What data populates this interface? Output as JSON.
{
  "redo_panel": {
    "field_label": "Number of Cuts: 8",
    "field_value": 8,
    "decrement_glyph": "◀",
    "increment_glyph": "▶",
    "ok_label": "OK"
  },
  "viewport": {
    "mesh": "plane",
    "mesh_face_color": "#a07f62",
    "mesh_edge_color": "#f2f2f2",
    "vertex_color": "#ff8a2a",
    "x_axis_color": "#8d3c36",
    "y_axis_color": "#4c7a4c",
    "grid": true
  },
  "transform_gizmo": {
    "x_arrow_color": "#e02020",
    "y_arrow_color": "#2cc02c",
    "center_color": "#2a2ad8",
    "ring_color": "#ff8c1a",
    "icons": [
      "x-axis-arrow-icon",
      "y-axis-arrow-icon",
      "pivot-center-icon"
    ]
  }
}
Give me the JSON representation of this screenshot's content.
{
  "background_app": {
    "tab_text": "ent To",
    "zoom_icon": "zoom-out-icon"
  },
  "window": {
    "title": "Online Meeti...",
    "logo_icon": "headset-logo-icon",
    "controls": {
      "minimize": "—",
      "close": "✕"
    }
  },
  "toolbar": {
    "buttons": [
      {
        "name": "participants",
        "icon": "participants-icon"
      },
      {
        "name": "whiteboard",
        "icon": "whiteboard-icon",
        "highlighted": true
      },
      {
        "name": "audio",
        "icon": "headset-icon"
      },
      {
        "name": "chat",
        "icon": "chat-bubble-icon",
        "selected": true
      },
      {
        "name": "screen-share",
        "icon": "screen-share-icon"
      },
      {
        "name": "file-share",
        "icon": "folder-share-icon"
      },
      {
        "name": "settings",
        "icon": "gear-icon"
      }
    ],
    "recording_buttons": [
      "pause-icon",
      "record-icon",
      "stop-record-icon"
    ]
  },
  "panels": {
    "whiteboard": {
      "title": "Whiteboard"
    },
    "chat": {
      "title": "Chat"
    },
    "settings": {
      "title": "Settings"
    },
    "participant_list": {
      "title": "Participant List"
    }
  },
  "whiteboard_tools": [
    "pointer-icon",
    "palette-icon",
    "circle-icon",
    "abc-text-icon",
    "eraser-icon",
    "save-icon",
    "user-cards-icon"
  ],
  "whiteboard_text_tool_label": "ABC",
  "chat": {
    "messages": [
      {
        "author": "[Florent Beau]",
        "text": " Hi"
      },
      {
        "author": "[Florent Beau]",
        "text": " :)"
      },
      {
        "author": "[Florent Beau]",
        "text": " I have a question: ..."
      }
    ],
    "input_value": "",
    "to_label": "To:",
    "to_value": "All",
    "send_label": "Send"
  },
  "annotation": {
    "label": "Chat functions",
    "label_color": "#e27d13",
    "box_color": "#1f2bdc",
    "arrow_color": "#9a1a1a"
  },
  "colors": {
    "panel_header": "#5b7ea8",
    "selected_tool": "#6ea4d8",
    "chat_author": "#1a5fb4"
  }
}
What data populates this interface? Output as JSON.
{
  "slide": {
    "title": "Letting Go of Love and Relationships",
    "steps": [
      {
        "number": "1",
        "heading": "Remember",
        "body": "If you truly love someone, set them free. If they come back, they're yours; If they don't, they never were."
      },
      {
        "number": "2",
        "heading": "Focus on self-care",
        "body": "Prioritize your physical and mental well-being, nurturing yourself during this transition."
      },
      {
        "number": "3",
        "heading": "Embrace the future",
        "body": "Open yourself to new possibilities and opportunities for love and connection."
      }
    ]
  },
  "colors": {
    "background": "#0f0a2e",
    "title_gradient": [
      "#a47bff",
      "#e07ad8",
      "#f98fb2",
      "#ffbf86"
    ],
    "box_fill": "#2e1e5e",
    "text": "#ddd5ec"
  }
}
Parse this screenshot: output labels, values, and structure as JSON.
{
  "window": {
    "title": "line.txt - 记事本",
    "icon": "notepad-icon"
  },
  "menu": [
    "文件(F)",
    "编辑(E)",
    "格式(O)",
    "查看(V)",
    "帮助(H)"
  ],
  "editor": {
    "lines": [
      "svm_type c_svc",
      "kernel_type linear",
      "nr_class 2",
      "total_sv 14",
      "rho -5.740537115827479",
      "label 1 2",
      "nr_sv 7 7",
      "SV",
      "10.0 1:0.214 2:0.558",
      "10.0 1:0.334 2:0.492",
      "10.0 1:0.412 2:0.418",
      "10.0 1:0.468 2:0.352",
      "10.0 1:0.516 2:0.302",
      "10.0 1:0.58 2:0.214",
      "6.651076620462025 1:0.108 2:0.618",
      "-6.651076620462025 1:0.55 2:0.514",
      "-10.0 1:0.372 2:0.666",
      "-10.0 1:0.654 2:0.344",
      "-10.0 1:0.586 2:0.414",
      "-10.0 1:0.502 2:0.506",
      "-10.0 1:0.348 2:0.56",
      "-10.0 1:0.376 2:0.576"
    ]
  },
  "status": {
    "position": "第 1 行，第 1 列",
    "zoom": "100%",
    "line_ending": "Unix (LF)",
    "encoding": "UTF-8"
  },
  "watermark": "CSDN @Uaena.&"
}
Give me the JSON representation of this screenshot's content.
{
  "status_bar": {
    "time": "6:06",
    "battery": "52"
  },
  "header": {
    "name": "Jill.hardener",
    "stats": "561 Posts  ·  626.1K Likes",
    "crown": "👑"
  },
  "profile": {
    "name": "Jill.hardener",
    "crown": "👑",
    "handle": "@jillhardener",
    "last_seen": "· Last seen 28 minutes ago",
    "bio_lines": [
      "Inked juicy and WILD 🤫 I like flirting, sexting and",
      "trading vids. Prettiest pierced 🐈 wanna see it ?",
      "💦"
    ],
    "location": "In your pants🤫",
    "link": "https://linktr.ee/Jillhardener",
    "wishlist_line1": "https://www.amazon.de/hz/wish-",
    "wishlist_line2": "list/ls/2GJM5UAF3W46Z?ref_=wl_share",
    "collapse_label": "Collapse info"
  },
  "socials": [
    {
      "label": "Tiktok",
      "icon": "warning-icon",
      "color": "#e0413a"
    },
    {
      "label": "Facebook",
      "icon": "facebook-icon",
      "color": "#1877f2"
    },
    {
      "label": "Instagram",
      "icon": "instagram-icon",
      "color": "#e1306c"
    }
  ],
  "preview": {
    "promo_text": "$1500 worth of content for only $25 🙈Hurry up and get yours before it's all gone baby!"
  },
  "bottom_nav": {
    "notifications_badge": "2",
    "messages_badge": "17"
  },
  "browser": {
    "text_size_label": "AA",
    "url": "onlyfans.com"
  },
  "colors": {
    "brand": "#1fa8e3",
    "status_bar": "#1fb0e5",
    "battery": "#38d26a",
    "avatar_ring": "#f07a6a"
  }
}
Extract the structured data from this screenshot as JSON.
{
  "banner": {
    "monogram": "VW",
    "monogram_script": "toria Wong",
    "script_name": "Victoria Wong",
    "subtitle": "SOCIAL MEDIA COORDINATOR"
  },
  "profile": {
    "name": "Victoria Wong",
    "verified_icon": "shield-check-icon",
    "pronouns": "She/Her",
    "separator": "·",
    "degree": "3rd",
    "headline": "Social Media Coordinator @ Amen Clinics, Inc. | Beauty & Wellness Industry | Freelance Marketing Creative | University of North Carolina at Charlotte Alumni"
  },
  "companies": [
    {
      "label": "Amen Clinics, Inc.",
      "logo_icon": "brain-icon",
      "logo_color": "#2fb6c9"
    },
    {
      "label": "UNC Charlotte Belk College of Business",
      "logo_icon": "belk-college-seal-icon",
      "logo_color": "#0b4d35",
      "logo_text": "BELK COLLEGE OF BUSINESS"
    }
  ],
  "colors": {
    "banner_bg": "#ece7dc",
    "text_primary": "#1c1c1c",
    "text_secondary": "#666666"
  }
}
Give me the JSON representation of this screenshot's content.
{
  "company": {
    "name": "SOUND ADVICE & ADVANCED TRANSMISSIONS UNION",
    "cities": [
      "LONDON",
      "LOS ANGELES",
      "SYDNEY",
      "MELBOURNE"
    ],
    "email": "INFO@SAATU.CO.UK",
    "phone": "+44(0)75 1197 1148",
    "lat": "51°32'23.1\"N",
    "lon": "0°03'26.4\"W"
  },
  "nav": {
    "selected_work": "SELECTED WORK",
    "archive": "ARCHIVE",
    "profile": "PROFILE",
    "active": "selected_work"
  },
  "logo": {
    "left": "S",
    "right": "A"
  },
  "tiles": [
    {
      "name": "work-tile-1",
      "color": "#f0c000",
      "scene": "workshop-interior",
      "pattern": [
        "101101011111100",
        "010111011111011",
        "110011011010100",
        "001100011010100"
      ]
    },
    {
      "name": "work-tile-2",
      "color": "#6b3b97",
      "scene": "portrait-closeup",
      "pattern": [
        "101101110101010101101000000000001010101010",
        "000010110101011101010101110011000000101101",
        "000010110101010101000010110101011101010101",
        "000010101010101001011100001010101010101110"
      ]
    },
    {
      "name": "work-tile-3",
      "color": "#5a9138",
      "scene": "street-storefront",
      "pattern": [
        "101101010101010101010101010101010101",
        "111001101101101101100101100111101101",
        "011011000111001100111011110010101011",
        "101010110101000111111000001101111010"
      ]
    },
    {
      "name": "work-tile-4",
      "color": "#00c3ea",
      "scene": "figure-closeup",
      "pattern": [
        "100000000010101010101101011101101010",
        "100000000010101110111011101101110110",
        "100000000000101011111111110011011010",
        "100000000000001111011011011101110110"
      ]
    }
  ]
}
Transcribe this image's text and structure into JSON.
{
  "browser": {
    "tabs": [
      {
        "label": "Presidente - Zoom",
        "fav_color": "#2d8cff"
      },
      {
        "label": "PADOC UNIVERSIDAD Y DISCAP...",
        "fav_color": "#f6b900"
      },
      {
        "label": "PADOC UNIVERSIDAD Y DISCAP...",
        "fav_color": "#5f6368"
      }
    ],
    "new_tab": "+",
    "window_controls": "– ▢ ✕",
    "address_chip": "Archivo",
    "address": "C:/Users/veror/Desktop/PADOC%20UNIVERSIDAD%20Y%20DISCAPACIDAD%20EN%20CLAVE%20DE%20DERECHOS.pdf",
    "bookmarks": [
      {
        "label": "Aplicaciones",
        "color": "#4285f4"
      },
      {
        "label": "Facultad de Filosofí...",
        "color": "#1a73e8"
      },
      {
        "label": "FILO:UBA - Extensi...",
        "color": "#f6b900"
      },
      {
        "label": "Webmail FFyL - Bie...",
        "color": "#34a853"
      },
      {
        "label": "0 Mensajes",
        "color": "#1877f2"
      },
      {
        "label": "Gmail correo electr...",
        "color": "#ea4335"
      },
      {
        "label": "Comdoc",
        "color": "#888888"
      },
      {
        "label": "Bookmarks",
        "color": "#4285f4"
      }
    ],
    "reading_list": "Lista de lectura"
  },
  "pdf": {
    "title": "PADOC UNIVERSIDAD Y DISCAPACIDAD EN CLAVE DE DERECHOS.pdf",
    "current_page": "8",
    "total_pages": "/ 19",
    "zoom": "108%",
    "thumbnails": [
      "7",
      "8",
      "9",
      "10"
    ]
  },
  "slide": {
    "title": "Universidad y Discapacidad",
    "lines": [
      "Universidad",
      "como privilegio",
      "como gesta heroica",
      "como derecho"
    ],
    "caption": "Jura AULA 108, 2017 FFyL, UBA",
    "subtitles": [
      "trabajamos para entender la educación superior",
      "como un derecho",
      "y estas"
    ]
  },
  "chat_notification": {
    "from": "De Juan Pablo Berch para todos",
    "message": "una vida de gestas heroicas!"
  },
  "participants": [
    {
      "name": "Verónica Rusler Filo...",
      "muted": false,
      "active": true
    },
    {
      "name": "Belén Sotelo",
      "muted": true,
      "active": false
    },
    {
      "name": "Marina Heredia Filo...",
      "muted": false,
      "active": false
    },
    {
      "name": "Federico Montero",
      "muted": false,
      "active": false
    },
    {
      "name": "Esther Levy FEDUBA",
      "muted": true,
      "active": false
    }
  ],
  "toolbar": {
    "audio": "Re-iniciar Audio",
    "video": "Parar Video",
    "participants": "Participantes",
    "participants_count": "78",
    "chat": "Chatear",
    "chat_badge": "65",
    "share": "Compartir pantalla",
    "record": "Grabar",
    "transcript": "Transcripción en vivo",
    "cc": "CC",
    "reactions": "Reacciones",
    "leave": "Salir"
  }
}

- Short problem
Identify each line holding the string "como", and copy it out.

- Solution for this task
      "como privilegio",
      "como gesta heroica",
      "como derecho"
      "como un derecho",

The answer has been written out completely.